» Exercise instructions: Give the number of lines in the listing below that include the word "screenshot", with nothing more.

------ Exercise inputs ------

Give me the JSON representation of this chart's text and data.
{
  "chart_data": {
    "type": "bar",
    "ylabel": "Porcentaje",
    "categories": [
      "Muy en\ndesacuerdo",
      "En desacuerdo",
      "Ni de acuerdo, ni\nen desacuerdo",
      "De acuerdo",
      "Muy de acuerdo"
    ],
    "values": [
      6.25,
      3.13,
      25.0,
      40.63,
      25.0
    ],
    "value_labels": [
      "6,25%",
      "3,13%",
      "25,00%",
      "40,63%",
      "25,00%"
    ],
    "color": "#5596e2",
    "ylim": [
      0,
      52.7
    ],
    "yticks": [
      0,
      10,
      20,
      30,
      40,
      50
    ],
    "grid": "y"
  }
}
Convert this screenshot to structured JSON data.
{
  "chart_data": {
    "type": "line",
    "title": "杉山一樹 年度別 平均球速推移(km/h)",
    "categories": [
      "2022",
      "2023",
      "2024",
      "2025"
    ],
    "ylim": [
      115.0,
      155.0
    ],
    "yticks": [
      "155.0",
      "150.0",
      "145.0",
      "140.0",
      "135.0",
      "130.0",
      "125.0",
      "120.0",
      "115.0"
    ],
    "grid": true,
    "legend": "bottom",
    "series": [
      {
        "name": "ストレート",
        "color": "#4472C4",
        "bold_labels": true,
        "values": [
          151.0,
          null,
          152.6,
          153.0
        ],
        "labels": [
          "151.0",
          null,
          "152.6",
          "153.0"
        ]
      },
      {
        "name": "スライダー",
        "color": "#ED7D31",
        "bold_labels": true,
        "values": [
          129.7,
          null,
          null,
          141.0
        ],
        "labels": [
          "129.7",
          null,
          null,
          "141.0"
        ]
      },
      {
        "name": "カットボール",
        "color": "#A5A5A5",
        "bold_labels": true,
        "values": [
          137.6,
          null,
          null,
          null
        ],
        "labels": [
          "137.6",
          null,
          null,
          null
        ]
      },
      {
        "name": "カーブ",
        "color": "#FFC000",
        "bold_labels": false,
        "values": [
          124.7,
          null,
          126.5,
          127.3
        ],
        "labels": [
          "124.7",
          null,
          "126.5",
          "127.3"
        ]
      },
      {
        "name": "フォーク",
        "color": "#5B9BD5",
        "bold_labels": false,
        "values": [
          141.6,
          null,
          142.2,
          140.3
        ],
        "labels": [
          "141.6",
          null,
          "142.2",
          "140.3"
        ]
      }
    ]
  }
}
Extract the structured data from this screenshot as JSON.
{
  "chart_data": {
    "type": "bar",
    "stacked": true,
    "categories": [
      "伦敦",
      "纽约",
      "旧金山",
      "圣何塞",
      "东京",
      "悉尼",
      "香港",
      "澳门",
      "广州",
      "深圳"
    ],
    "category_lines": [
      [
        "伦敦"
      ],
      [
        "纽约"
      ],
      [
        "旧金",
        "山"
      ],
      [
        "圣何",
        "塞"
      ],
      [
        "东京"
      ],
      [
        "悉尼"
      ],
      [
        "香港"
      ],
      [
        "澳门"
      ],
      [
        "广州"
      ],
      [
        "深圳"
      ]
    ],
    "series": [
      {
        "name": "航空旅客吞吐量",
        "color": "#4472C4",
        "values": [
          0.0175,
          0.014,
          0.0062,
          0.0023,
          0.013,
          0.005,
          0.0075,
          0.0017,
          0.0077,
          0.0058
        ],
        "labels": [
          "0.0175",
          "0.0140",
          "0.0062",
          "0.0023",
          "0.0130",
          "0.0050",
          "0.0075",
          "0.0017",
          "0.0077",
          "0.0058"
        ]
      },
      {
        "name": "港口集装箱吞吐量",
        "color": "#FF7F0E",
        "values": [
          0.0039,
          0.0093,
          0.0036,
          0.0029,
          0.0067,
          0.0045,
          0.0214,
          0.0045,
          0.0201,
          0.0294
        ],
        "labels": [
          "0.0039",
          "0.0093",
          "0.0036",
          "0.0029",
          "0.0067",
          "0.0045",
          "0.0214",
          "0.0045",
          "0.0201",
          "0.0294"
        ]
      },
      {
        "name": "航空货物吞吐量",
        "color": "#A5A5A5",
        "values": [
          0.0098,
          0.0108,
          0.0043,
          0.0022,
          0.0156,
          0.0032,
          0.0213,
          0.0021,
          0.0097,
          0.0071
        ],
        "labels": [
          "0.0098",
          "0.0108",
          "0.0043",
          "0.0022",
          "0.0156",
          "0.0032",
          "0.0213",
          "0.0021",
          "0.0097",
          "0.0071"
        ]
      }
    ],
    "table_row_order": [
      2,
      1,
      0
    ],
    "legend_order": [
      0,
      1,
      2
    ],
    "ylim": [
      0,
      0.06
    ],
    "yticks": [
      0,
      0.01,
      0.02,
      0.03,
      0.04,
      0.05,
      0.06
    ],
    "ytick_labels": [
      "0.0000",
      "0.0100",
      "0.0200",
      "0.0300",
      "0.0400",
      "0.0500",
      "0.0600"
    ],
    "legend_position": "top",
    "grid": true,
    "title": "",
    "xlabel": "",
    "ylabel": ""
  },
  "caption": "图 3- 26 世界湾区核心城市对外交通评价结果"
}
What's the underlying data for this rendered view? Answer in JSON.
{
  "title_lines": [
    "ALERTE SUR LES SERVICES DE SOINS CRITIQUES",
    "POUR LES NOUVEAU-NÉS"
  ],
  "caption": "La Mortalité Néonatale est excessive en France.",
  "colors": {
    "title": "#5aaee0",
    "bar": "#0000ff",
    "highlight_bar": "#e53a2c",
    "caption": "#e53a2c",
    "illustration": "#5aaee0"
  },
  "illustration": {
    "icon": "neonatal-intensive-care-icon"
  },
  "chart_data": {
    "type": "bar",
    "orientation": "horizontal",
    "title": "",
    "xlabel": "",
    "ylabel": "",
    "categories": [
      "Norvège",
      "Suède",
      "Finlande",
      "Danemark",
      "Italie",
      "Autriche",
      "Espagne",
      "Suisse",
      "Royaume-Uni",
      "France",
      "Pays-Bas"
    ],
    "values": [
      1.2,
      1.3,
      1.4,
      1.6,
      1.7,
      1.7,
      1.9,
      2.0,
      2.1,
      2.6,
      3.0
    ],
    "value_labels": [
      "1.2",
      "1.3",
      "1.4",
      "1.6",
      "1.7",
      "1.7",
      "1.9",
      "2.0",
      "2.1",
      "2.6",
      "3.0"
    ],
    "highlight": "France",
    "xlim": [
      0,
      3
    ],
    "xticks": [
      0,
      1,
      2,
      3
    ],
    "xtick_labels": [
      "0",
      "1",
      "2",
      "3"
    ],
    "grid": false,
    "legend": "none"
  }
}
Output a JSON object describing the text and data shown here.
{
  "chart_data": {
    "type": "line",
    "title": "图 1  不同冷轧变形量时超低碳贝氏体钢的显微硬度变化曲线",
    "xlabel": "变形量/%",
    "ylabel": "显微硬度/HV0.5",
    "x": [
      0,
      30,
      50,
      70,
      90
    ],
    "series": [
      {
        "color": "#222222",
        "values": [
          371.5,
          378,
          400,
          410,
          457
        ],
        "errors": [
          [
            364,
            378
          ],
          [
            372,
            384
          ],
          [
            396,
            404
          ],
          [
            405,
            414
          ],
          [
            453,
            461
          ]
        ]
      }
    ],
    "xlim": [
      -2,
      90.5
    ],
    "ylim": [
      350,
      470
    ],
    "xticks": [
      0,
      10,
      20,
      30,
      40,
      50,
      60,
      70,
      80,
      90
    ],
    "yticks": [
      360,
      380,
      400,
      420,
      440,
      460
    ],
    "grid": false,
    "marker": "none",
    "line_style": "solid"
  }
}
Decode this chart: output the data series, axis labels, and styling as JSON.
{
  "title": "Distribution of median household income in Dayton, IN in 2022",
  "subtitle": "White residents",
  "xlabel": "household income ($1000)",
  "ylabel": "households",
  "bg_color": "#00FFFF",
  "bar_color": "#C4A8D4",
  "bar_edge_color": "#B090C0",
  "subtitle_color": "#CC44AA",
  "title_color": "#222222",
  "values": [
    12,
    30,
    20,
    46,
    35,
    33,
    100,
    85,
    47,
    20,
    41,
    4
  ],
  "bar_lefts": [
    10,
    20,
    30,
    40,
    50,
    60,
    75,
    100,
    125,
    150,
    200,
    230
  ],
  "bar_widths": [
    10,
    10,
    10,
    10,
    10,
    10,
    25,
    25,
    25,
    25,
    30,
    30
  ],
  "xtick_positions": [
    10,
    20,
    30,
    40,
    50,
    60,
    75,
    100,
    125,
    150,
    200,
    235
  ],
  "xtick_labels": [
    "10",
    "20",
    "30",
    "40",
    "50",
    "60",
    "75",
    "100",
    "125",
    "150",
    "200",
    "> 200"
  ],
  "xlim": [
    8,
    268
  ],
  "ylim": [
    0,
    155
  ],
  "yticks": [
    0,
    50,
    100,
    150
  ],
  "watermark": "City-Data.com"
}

------

» Exercise output: 2